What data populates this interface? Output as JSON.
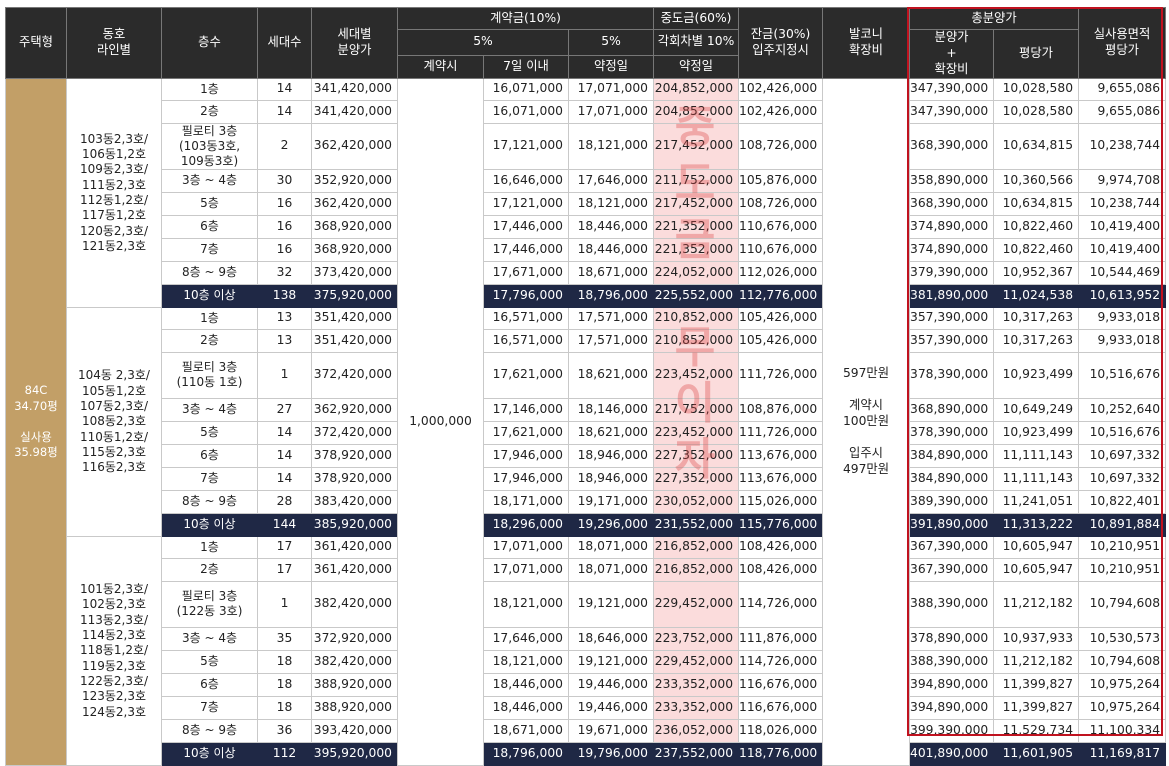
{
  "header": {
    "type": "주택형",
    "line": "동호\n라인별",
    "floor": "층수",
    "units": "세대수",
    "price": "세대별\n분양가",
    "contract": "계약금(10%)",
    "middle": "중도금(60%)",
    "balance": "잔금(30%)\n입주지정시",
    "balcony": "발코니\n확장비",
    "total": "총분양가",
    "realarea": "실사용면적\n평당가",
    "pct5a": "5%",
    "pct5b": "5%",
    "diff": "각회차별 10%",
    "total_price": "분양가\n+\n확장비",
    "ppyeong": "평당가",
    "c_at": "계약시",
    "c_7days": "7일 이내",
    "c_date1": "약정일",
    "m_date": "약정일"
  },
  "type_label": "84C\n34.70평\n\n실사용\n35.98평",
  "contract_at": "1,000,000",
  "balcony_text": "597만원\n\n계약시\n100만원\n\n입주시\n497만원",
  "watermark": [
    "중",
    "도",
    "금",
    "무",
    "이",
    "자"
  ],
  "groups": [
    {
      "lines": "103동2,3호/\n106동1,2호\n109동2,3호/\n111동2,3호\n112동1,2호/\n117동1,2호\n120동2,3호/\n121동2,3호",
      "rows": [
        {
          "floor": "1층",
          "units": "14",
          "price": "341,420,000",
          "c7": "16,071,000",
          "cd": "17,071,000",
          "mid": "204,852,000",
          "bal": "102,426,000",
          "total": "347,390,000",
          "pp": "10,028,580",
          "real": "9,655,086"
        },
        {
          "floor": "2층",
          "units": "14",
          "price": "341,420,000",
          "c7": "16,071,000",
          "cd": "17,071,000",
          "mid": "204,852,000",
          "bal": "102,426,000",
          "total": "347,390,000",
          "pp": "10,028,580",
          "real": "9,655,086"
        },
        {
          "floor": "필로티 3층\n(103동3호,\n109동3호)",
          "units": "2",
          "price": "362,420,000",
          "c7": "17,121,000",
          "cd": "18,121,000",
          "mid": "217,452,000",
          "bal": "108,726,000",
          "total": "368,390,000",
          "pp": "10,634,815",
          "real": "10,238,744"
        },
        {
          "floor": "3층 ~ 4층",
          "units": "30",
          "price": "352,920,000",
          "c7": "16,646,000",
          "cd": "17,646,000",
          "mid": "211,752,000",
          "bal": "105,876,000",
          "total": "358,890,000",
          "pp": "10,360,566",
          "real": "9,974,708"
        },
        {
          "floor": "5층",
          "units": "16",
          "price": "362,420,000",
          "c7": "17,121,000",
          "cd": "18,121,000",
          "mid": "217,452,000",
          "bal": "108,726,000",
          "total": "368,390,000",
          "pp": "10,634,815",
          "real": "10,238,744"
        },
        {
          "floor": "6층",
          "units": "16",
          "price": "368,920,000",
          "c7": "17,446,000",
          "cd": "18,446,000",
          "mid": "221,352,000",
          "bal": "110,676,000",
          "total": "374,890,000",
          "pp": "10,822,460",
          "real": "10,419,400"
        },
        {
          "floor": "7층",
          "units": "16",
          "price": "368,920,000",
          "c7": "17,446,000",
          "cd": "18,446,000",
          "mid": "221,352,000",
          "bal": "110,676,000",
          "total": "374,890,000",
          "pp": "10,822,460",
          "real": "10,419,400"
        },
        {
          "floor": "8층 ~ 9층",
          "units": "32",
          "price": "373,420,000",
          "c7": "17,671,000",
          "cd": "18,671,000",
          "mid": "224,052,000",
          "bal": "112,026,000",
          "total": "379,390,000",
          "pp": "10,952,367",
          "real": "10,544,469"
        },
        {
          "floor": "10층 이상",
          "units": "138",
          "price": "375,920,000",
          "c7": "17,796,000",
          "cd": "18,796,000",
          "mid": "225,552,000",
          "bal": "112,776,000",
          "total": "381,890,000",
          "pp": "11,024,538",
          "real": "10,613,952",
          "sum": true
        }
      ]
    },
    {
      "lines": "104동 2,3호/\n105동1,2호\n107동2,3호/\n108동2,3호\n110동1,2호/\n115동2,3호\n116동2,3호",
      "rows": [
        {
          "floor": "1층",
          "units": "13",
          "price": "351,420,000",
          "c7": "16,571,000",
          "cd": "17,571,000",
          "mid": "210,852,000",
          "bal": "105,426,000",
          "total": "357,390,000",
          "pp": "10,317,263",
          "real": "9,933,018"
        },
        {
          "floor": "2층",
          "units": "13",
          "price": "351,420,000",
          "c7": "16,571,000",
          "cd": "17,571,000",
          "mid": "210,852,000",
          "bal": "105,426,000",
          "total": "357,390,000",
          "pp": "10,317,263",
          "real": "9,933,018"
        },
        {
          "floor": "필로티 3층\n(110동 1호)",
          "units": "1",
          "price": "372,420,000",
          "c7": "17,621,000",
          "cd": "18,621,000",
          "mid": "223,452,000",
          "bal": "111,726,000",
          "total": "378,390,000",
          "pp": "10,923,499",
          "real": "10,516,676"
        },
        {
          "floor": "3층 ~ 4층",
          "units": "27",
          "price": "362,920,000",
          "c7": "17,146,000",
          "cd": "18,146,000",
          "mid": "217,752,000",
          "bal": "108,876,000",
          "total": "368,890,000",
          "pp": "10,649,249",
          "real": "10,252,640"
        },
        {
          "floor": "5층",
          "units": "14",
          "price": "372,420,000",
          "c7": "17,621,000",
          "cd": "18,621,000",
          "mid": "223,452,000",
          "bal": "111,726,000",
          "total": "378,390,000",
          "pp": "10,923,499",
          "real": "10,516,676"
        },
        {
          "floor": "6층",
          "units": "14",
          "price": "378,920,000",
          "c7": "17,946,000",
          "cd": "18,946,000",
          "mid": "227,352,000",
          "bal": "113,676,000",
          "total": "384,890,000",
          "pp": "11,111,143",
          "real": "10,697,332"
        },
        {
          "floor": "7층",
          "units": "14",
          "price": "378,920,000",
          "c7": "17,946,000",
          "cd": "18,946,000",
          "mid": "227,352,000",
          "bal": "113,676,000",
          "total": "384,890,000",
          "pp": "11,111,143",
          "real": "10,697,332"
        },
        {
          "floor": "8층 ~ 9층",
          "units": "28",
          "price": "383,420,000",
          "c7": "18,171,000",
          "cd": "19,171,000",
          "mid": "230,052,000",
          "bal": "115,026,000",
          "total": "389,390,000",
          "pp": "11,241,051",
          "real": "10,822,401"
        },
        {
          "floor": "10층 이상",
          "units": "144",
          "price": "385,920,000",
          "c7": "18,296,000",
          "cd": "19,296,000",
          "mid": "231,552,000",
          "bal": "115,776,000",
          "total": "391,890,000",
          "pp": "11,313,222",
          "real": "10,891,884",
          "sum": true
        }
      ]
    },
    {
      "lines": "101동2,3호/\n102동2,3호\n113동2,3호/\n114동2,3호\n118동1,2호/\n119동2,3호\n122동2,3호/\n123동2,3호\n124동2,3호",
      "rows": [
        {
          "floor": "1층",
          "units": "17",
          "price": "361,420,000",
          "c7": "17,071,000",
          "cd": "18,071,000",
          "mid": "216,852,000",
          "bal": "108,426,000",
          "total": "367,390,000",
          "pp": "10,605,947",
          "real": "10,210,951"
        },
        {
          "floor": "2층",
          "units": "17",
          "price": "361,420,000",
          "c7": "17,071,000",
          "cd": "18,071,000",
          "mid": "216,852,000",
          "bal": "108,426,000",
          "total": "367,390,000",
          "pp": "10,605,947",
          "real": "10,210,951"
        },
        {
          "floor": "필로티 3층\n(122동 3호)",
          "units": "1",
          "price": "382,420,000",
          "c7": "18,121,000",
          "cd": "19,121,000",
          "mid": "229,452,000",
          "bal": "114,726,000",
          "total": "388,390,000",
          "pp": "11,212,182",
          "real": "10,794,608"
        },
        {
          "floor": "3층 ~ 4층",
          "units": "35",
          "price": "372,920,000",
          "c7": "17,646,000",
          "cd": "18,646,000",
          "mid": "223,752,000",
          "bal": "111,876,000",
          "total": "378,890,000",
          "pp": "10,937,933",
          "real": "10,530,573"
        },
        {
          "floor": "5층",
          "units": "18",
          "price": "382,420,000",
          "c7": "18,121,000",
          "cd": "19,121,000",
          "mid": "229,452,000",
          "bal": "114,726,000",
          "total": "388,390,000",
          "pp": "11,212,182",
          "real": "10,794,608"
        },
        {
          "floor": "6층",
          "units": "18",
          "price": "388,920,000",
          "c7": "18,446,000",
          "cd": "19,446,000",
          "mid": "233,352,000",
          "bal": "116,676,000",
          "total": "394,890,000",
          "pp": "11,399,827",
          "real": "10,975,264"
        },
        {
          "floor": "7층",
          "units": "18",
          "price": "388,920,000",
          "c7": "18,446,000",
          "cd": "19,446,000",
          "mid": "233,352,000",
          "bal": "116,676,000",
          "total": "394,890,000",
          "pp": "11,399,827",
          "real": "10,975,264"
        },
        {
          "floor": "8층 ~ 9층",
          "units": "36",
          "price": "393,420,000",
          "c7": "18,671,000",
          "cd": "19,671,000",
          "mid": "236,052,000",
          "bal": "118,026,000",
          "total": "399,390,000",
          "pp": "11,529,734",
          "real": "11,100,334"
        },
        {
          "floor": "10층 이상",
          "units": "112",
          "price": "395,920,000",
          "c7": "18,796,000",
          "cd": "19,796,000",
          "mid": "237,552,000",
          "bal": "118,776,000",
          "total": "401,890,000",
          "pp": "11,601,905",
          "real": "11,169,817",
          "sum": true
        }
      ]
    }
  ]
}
--
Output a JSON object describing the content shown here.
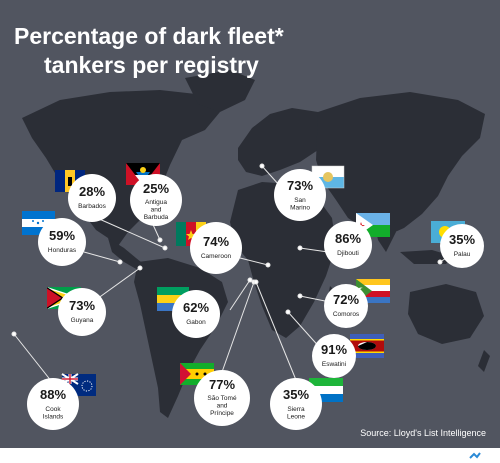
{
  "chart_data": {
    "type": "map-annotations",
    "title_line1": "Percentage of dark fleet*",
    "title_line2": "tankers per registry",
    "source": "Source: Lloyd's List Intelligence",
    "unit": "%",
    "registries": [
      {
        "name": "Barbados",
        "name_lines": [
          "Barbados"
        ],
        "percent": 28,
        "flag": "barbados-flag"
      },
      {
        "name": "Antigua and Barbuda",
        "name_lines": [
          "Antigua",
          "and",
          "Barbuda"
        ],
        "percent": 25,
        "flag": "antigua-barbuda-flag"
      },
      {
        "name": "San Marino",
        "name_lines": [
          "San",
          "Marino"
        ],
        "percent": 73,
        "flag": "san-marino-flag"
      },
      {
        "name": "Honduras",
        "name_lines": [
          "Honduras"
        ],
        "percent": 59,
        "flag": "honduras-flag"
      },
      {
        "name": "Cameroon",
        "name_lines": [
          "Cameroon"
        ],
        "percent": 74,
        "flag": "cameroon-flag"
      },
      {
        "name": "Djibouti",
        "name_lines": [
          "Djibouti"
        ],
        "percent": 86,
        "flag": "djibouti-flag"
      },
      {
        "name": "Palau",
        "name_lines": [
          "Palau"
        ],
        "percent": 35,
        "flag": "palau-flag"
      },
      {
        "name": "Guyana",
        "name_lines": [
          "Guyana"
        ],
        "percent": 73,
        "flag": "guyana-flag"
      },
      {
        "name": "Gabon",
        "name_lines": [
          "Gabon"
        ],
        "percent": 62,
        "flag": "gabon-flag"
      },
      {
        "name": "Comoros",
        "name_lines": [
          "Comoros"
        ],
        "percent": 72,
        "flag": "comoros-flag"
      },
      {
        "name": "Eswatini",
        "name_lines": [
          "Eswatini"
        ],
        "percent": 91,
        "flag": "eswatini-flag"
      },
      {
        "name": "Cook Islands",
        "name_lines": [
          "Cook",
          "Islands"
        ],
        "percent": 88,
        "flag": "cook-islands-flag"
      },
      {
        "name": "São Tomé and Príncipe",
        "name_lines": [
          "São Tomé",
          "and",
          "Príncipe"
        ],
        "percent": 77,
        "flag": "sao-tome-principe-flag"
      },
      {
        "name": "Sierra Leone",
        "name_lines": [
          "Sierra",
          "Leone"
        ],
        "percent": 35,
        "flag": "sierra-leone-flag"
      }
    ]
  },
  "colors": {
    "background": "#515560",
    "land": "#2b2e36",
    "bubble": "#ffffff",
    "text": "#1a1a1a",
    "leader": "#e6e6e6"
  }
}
--
Stated exercise — Of the lines in this listing, how many contain "Príncipe"? Reply with the number and nothing more.

The response — 2